> _Extract_:

▬▬▬

BACKGROUND AND SUMMARY OF THE INVENTION
 This invention concerns a locking device for substrate sockets which locks
 a substrate (electronic circuitry substrate, for example) that is inserted
 into a substrate socket.
 Generally, electronic parts are mounted at a high density into portable
 personal computers, for example. The mother board that is stored inside is
 equipped with a substrate socket so that a memory substrate, for example,
 can be installed, and it can be optionally upgraded. The said substrate
 socket is also equipped with a locking device that locks so that the
 substrate that is inserted will not be removed through impact, for
 example.

▬▬▬

> _Input records_:
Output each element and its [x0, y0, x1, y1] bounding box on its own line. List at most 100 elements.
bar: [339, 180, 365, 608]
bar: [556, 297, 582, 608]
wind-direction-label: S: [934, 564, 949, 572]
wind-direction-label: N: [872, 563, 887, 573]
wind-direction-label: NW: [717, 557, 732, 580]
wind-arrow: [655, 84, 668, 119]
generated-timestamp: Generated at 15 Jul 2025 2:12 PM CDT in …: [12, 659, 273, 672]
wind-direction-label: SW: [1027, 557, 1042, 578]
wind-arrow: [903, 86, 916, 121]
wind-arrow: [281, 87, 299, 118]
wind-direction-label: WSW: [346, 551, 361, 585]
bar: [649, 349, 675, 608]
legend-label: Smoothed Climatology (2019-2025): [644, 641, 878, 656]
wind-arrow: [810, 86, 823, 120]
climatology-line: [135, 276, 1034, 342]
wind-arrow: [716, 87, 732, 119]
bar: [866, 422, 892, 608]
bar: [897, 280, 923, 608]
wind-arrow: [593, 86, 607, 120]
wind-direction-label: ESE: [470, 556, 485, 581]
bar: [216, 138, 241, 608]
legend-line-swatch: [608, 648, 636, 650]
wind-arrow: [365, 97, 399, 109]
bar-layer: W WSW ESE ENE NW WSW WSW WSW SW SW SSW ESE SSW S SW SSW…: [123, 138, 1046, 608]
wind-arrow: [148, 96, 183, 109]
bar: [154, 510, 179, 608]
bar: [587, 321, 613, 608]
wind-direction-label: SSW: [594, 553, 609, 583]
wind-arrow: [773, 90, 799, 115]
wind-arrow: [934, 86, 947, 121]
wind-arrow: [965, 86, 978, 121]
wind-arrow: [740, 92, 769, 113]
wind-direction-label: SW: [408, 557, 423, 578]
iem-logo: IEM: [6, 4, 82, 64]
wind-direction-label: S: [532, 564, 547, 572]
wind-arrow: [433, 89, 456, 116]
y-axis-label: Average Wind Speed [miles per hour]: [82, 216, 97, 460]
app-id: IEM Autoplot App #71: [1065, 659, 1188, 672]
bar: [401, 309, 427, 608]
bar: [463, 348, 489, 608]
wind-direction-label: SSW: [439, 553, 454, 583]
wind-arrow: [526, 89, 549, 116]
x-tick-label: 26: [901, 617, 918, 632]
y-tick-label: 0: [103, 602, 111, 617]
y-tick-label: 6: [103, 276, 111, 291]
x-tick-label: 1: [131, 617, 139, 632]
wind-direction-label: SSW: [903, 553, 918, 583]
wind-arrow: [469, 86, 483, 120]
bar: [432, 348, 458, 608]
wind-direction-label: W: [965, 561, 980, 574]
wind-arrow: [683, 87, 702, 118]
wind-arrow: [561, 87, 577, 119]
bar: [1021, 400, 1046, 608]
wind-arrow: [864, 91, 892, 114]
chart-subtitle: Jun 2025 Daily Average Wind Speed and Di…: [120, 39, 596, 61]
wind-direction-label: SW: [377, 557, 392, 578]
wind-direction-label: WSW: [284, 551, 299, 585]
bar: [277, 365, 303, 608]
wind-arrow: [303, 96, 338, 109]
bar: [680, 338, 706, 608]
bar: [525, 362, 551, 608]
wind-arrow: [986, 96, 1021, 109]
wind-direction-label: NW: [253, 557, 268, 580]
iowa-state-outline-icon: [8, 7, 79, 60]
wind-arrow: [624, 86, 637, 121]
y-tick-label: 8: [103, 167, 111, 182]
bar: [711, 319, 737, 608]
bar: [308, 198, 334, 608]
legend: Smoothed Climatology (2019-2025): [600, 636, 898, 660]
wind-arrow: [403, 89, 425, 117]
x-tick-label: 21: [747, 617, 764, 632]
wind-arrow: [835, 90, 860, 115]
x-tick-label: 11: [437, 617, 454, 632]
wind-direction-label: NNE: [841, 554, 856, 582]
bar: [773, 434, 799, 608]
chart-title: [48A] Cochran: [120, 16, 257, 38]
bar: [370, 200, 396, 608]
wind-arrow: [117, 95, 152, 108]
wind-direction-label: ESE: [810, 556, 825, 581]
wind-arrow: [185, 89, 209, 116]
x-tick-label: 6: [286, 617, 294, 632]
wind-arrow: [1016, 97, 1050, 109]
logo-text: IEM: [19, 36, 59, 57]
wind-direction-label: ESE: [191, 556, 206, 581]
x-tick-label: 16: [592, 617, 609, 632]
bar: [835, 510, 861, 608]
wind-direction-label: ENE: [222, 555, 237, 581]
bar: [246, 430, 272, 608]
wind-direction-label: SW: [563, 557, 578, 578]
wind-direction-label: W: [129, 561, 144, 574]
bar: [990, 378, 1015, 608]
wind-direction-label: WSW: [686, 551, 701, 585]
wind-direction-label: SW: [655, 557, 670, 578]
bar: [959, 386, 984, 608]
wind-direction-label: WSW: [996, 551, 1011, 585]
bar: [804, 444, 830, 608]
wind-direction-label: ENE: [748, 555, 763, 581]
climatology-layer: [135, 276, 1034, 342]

▬▬▬

> _Required actions_:
a – Reproduce the background section on the substrate socket locking device word for word.
b – Render the records, from their first line up to and including the line with "wind-arrow: [526, 89, 549, 116]", as a JSON list of strings with one string per line and blank lines omitted.
The records have no connection to the background section.

> _The responses_:
a –
BACKGROUND AND SUMMARY OF THE INVENTION
 This invention concerns a locking device for substrate sockets which locks
 a substrate (electronic circuitry substrate, for example) that is inserted
 into a substrate socket.
 Generally, electronic parts are mounted at a high density into portable
 personal computers, for example. The mother board that is stored inside is
 equipped with a substrate socket so that a memory substrate, for example,
 can be installed, and it can be optionally upgraded. The said substrate
 socket is also equipped with a locking device that locks so that the
 substrate that is inserted will not be removed through impact, for
 example.

b –
[
  "Output each element and its [x0, y0, x1, y1] bounding box on its own line. List at most 100 elements.",
  "bar: [339, 180, 365, 608]",
  "bar: [556, 297, 582, 608]",
  "wind-direction-label: S: [934, 564, 949, 572]",
  "wind-direction-label: N: [872, 563, 887, 573]",
  "wind-direction-label: NW: [717, 557, 732, 580]",
  "wind-arrow: [655, 84, 668, 119]",
  "generated-timestamp: Generated at 15 Jul 2025 2:12 PM CDT in …: [12, 659, 273, 672]",
  "wind-direction-label: SW: [1027, 557, 1042, 578]",
  "wind-arrow: [903, 86, 916, 121]",
  "wind-arrow: [281, 87, 299, 118]",
  "wind-direction-label: WSW: [346, 551, 361, 585]",
  "bar: [649, 349, 675, 608]",
  "legend-label: Smoothed Climatology (2019-2025): [644, 641, 878, 656]",
  "wind-arrow: [810, 86, 823, 120]",
  "climatology-line: [135, 276, 1034, 342]",
  "wind-arrow: [716, 87, 732, 119]",
  "bar: [866, 422, 892, 608]",
  "bar: [897, 280, 923, 608]",
  "wind-arrow: [593, 86, 607, 120]",
  "wind-direction-label: ESE: [470, 556, 485, 581]",
  "bar: [216, 138, 241, 608]",
  "legend-line-swatch: [608, 648, 636, 650]",
  "wind-arrow: [365, 97, 399, 109]",
  "bar-layer: W WSW ESE ENE NW WSW WSW WSW SW SW SSW ESE SSW S SW SSW…: [123, 138, 1046, 608]",
  "wind-arrow: [148, 96, 183, 109]",
  "bar: [154, 510, 179, 608]",
  "bar: [587, 321, 613, 608]",
  "wind-direction-label: SSW: [594, 553, 609, 583]",
  "wind-arrow: [773, 90, 799, 115]",
  "wind-arrow: [934, 86, 947, 121]",
  "wind-arrow: [965, 86, 978, 121]",
  "wind-arrow: [740, 92, 769, 113]",
  "wind-direction-label: SW: [408, 557, 423, 578]",
  "iem-logo: IEM: [6, 4, 82, 64]",
  "wind-direction-label: S: [532, 564, 547, 572]",
  "wind-arrow: [433, 89, 456, 116]",
  "y-axis-label: Average Wind Speed [miles per hour]: [82, 216, 97, 460]",
  "app-id: IEM Autoplot App #71: [1065, 659, 1188, 672]",
  "bar: [401, 309, 427, 608]",
  "bar: [463, 348, 489, 608]",
  "wind-direction-label: SSW: [439, 553, 454, 583]",
  "wind-arrow: [526, 89, 549, 116]"
]